* [Objective] Lines that contain the string "Shuffling" are to be copied; leave out all others.

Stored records
_____

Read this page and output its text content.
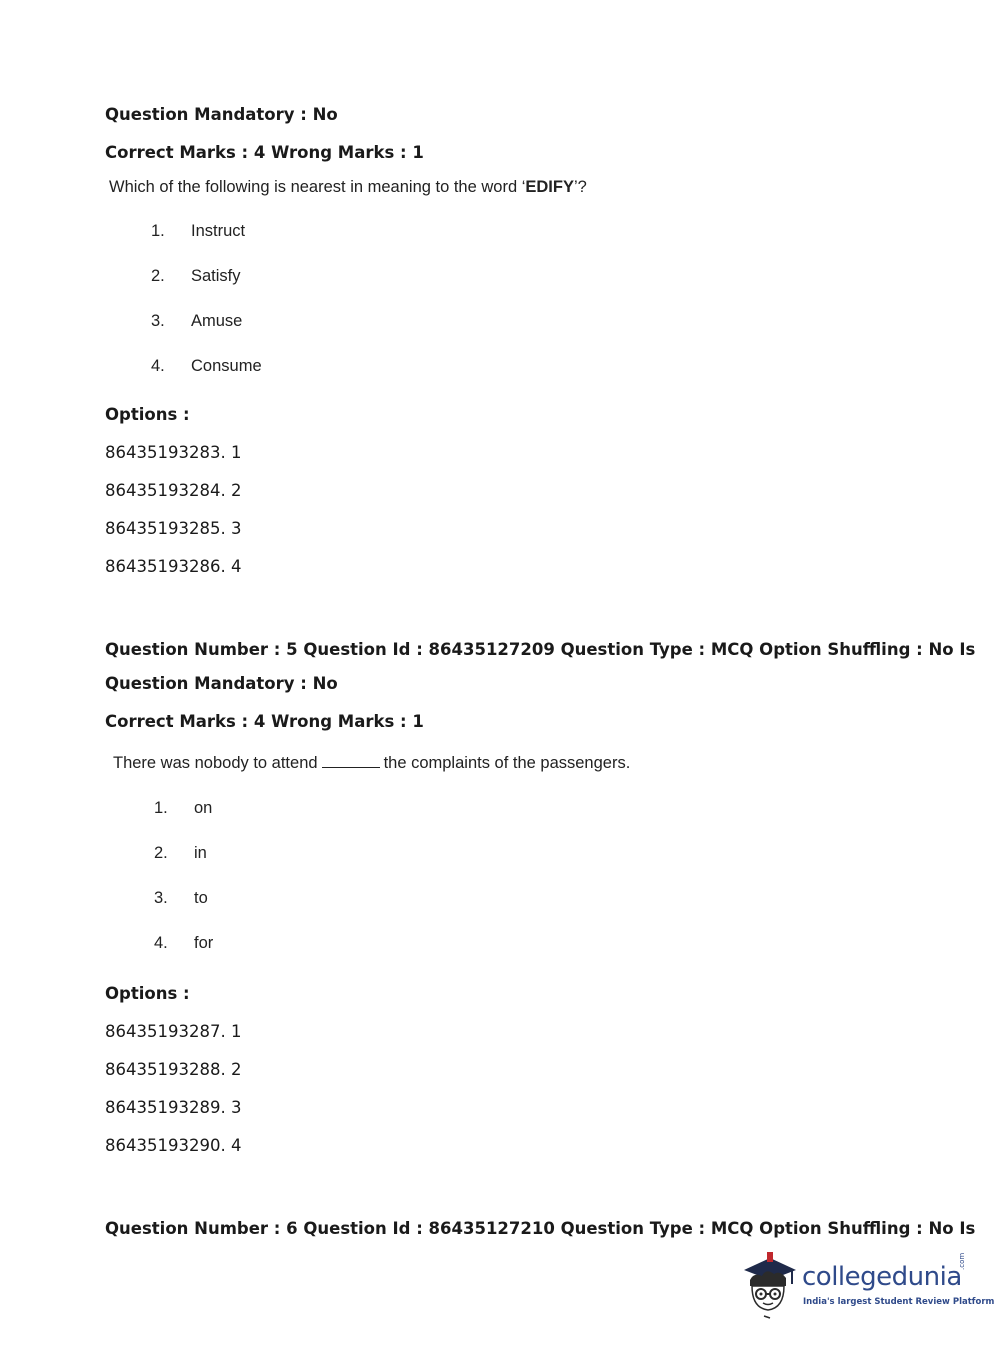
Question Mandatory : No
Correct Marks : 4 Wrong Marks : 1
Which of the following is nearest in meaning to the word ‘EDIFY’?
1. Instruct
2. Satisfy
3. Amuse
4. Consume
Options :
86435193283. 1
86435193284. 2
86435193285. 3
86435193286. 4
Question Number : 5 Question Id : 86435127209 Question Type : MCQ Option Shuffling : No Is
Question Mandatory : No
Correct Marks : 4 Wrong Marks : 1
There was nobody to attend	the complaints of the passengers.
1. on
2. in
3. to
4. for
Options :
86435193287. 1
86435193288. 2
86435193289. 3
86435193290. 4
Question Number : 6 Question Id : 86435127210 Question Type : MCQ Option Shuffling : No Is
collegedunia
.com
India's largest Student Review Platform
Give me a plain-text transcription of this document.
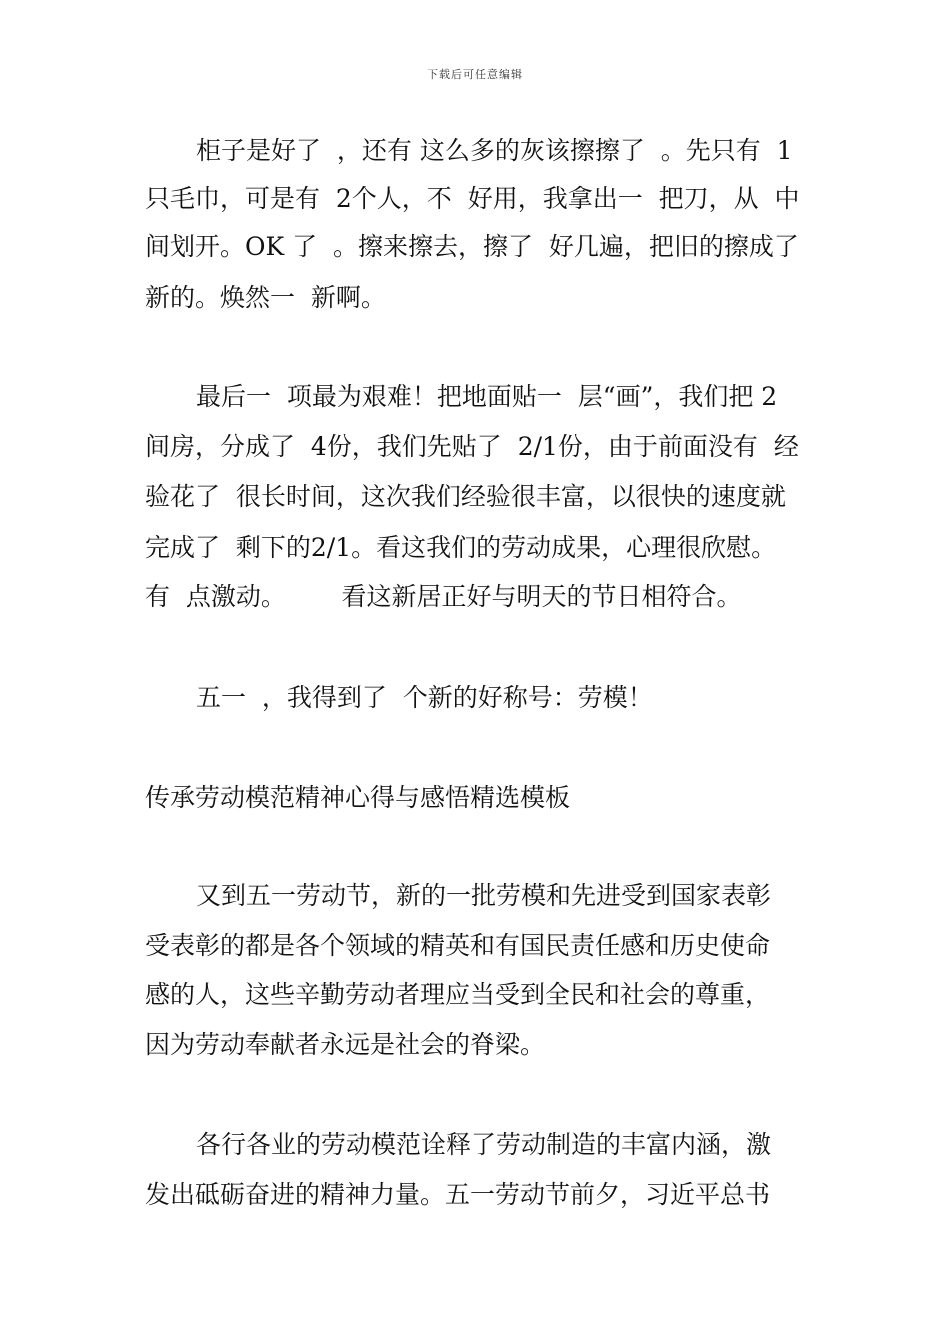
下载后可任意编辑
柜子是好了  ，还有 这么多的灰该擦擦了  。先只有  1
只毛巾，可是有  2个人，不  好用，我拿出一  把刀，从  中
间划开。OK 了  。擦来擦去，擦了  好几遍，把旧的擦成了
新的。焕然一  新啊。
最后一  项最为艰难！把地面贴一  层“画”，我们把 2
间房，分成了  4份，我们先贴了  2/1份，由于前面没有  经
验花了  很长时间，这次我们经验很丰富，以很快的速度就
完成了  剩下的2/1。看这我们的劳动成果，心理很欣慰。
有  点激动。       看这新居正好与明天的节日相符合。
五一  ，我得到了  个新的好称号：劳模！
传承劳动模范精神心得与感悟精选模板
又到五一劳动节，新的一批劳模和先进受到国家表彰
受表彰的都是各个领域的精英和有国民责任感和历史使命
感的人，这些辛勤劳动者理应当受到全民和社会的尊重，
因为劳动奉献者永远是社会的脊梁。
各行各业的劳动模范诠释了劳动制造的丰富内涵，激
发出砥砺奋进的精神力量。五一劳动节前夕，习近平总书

_____

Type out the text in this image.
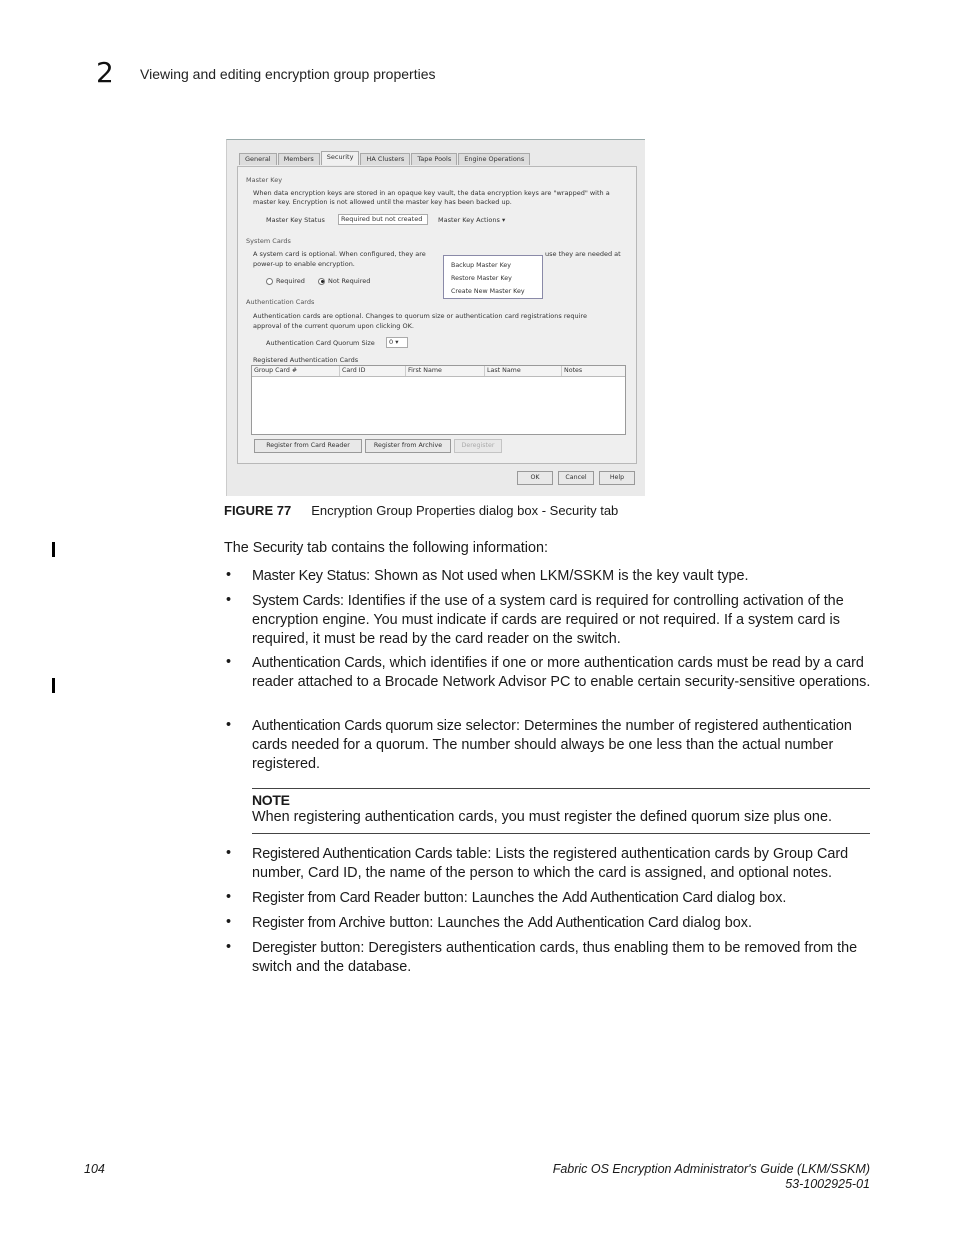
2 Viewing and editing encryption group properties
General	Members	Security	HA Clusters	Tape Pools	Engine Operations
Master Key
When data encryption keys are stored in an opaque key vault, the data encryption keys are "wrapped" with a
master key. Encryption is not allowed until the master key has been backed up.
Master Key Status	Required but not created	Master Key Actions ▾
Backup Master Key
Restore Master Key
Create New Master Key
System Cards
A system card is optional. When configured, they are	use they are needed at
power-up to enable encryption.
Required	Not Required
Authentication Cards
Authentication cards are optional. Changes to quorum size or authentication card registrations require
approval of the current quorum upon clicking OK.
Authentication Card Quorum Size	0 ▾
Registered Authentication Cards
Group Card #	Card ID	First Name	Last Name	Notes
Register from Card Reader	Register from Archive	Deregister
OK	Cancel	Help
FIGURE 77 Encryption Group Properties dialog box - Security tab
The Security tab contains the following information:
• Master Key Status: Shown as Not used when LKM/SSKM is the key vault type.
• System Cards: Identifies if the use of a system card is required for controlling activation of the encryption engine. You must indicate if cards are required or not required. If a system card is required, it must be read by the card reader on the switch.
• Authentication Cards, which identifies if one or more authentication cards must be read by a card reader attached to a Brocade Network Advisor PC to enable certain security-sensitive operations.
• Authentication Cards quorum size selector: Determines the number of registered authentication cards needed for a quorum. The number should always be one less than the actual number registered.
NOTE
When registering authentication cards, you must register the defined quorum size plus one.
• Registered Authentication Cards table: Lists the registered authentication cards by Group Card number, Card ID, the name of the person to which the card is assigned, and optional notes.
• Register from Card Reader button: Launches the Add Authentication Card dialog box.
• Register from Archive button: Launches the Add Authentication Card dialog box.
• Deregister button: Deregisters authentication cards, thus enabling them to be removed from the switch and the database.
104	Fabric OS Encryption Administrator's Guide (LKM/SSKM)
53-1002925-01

_____

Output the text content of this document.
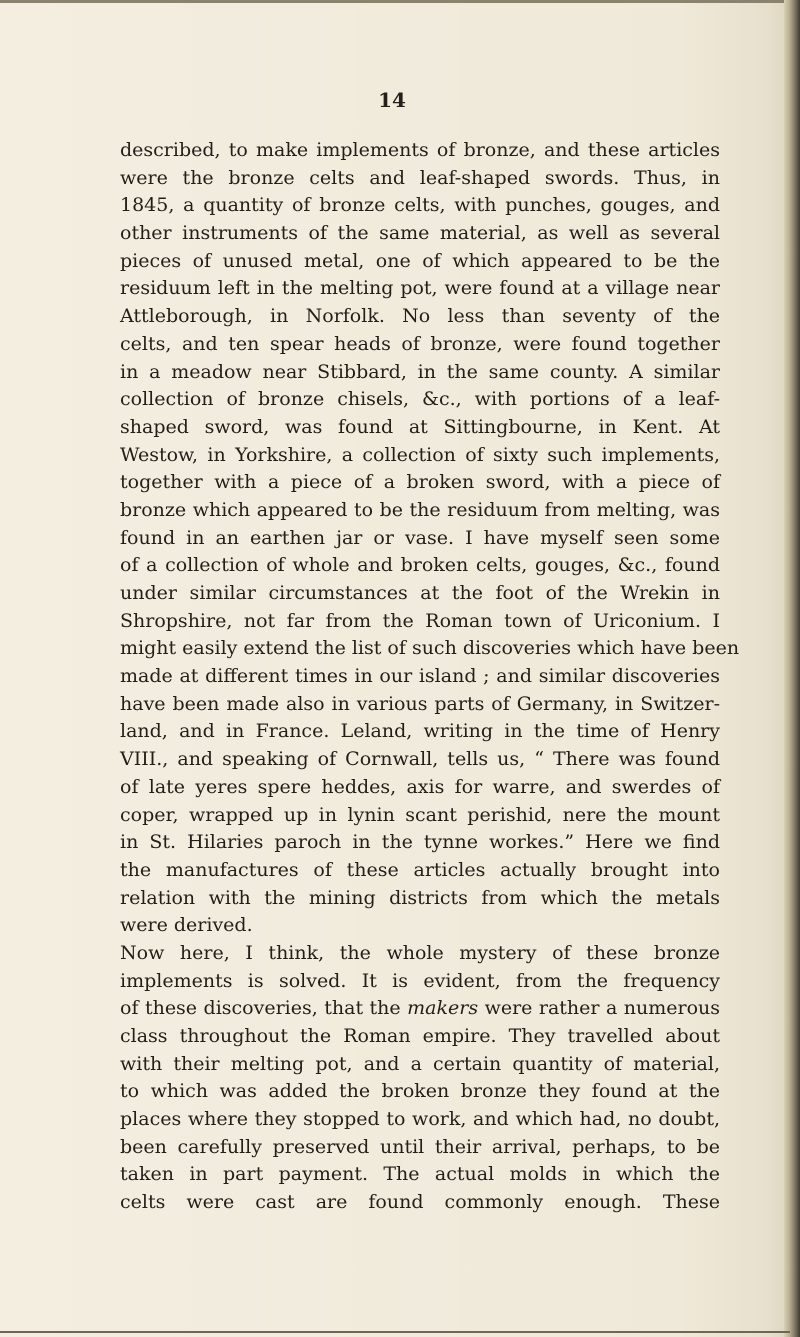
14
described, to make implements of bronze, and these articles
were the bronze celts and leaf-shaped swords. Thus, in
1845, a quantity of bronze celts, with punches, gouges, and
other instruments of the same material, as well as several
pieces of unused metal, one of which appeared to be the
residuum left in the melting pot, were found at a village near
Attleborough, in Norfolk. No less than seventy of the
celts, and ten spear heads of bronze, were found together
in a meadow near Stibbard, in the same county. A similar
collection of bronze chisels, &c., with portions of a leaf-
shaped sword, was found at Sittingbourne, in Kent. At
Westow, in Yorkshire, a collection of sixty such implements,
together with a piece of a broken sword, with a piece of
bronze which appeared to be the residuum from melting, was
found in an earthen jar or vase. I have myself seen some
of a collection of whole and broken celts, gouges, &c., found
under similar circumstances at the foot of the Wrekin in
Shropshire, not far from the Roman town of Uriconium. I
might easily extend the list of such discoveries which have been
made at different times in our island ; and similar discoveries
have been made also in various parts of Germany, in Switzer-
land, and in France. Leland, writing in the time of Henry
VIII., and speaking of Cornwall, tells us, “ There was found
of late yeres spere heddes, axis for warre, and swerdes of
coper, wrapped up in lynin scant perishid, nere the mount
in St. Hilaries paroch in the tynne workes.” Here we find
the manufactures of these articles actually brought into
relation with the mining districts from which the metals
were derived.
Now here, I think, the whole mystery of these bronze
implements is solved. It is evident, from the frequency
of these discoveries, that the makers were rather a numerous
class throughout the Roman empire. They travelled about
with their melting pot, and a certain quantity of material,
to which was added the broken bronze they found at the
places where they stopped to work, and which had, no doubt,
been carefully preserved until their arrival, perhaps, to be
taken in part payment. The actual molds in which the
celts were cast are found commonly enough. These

_____

* [Final answer]
Question Number : 5 Question Id : 86435127209 Question Type : MCQ Option Shuffling : No Is
Question Number : 6 Question Id : 86435127210 Question Type : MCQ Option Shuffling : No Is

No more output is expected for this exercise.